■ PROBLEM STATEMENT ■
Every entry needs to be reproduced exactly.

....

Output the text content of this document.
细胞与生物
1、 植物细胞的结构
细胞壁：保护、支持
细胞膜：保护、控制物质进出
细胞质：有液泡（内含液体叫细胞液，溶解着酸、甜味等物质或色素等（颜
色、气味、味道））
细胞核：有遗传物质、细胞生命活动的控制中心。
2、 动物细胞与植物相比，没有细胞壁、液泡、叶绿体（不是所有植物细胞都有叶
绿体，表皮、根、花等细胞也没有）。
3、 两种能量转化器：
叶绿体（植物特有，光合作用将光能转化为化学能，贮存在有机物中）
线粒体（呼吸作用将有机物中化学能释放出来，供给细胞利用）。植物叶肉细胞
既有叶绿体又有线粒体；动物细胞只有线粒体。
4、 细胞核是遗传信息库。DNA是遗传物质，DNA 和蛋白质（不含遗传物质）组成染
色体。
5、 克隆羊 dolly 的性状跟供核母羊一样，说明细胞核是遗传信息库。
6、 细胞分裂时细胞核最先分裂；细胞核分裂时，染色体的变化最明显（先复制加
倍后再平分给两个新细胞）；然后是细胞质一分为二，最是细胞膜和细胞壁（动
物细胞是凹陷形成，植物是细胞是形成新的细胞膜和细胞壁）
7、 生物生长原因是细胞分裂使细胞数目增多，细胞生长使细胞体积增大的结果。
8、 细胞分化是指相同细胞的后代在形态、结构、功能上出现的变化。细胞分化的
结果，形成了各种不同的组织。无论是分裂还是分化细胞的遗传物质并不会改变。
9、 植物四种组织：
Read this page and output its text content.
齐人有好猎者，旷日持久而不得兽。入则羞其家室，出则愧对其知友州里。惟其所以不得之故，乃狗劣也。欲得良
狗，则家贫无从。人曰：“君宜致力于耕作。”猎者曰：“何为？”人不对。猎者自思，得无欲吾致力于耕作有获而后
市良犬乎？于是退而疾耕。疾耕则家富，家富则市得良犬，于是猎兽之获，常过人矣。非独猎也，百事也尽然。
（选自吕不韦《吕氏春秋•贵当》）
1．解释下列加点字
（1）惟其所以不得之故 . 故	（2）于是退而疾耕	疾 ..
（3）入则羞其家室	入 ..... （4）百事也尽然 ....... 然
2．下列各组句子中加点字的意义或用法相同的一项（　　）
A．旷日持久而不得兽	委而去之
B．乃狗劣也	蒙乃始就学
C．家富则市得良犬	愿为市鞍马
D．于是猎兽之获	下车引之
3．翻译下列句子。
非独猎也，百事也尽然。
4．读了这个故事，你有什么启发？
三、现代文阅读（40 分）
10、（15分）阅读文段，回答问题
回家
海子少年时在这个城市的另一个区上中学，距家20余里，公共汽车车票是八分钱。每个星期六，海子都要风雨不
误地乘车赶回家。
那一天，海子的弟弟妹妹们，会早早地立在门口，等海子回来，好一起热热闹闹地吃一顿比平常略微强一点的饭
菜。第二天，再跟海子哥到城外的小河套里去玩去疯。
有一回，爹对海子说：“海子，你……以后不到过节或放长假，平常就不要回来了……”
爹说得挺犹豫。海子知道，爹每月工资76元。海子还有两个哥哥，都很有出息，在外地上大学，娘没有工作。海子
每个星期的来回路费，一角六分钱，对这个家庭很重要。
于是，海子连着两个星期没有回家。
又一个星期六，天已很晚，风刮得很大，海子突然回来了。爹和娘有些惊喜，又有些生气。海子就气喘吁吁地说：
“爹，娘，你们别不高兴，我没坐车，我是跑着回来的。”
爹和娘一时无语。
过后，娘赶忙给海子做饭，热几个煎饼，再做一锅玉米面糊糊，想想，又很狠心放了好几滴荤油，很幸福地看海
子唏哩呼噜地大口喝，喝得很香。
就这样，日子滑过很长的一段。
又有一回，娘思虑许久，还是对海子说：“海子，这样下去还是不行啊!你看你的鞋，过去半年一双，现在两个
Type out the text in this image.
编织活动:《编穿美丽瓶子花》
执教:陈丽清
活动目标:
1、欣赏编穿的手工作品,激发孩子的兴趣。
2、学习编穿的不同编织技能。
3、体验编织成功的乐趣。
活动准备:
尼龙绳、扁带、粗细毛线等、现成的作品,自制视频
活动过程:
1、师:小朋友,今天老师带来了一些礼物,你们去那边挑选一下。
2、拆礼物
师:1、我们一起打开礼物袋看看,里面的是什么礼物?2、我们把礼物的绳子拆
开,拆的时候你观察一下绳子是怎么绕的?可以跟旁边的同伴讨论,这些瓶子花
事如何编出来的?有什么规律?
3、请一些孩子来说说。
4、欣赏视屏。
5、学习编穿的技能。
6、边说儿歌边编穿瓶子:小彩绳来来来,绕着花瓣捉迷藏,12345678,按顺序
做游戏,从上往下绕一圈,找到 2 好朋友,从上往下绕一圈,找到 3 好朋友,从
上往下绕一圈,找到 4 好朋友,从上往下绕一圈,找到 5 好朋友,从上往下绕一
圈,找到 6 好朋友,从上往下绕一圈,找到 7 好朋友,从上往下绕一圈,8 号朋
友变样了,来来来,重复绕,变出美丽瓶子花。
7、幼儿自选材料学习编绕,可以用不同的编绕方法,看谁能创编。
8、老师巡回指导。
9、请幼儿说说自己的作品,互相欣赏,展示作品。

....

■ WRITTEN REPLY ■
Output the text content of this document.
细胞与生物
1、 植物细胞的结构
细胞壁：保护、支持
细胞膜：保护、控制物质进出
细胞质：有液泡（内含液体叫细胞液，溶解着酸、甜味等物质或色素等（颜
色、气味、味道））
细胞核：有遗传物质、细胞生命活动的控制中心。
2、 动物细胞与植物相比，没有细胞壁、液泡、叶绿体（不是所有植物细胞都有叶
绿体，表皮、根、花等细胞也没有）。
3、 两种能量转化器：
叶绿体（植物特有，光合作用将光能转化为化学能，贮存在有机物中）
线粒体（呼吸作用将有机物中化学能释放出来，供给细胞利用）。植物叶肉细胞
既有叶绿体又有线粒体；动物细胞只有线粒体。
4、 细胞核是遗传信息库。DNA是遗传物质，DNA 和蛋白质（不含遗传物质）组成染
色体。
5、 克隆羊 dolly 的性状跟供核母羊一样，说明细胞核是遗传信息库。
6、 细胞分裂时细胞核最先分裂；细胞核分裂时，染色体的变化最明显（先复制加
倍后再平分给两个新细胞）；然后是细胞质一分为二，最是细胞膜和细胞壁（动
物细胞是凹陷形成，植物是细胞是形成新的细胞膜和细胞壁）
7、 生物生长原因是细胞分裂使细胞数目增多，细胞生长使细胞体积增大的结果。
8、 细胞分化是指相同细胞的后代在形态、结构、功能上出现的变化。细胞分化的
结果，形成了各种不同的组织。无论是分裂还是分化细胞的遗传物质并不会改变。
9、 植物四种组织：
Read this page and output its text content.
齐人有好猎者，旷日持久而不得兽。入则羞其家室，出则愧对其知友州里。惟其所以不得之故，乃狗劣也。欲得良
狗，则家贫无从。人曰：“君宜致力于耕作。”猎者曰：“何为？”人不对。猎者自思，得无欲吾致力于耕作有获而后
市良犬乎？于是退而疾耕。疾耕则家富，家富则市得良犬，于是猎兽之获，常过人矣。非独猎也，百事也尽然。
（选自吕不韦《吕氏春秋•贵当》）
1．解释下列加点字
（1）惟其所以不得之故 . 故	（2）于是退而疾耕	疾 ..
（3）入则羞其家室	入 ..... （4）百事也尽然 ....... 然
2．下列各组句子中加点字的意义或用法相同的一项（　　）
A．旷日持久而不得兽	委而去之
B．乃狗劣也	蒙乃始就学
C．家富则市得良犬	愿为市鞍马
D．于是猎兽之获	下车引之
3．翻译下列句子。
非独猎也，百事也尽然。
4．读了这个故事，你有什么启发？
三、现代文阅读（40 分）
10、（15分）阅读文段，回答问题
回家
海子少年时在这个城市的另一个区上中学，距家20余里，公共汽车车票是八分钱。每个星期六，海子都要风雨不
误地乘车赶回家。
那一天，海子的弟弟妹妹们，会早早地立在门口，等海子回来，好一起热热闹闹地吃一顿比平常略微强一点的饭
菜。第二天，再跟海子哥到城外的小河套里去玩去疯。
有一回，爹对海子说：“海子，你……以后不到过节或放长假，平常就不要回来了……”
爹说得挺犹豫。海子知道，爹每月工资76元。海子还有两个哥哥，都很有出息，在外地上大学，娘没有工作。海子
每个星期的来回路费，一角六分钱，对这个家庭很重要。
于是，海子连着两个星期没有回家。
又一个星期六，天已很晚，风刮得很大，海子突然回来了。爹和娘有些惊喜，又有些生气。海子就气喘吁吁地说：
“爹，娘，你们别不高兴，我没坐车，我是跑着回来的。”
爹和娘一时无语。
过后，娘赶忙给海子做饭，热几个煎饼，再做一锅玉米面糊糊，想想，又很狠心放了好几滴荤油，很幸福地看海
子唏哩呼噜地大口喝，喝得很香。
就这样，日子滑过很长的一段。
又有一回，娘思虑许久，还是对海子说：“海子，这样下去还是不行啊!你看你的鞋，过去半年一双，现在两个
Type out the text in this image.
编织活动:《编穿美丽瓶子花》
执教:陈丽清
活动目标:
1、欣赏编穿的手工作品,激发孩子的兴趣。
2、学习编穿的不同编织技能。
3、体验编织成功的乐趣。
活动准备:
尼龙绳、扁带、粗细毛线等、现成的作品,自制视频
活动过程:
1、师:小朋友,今天老师带来了一些礼物,你们去那边挑选一下。
2、拆礼物
师:1、我们一起打开礼物袋看看,里面的是什么礼物?2、我们把礼物的绳子拆
开,拆的时候你观察一下绳子是怎么绕的?可以跟旁边的同伴讨论,这些瓶子花
事如何编出来的?有什么规律?
3、请一些孩子来说说。
4、欣赏视屏。
5、学习编穿的技能。
6、边说儿歌边编穿瓶子:小彩绳来来来,绕着花瓣捉迷藏,12345678,按顺序
做游戏,从上往下绕一圈,找到 2 好朋友,从上往下绕一圈,找到 3 好朋友,从
上往下绕一圈,找到 4 好朋友,从上往下绕一圈,找到 5 好朋友,从上往下绕一
圈,找到 6 好朋友,从上往下绕一圈,找到 7 好朋友,从上往下绕一圈,8 号朋
友变样了,来来来,重复绕,变出美丽瓶子花。
7、幼儿自选材料学习编绕,可以用不同的编绕方法,看谁能创编。
8、老师巡回指导。
9、请幼儿说说自己的作品,互相欣赏,展示作品。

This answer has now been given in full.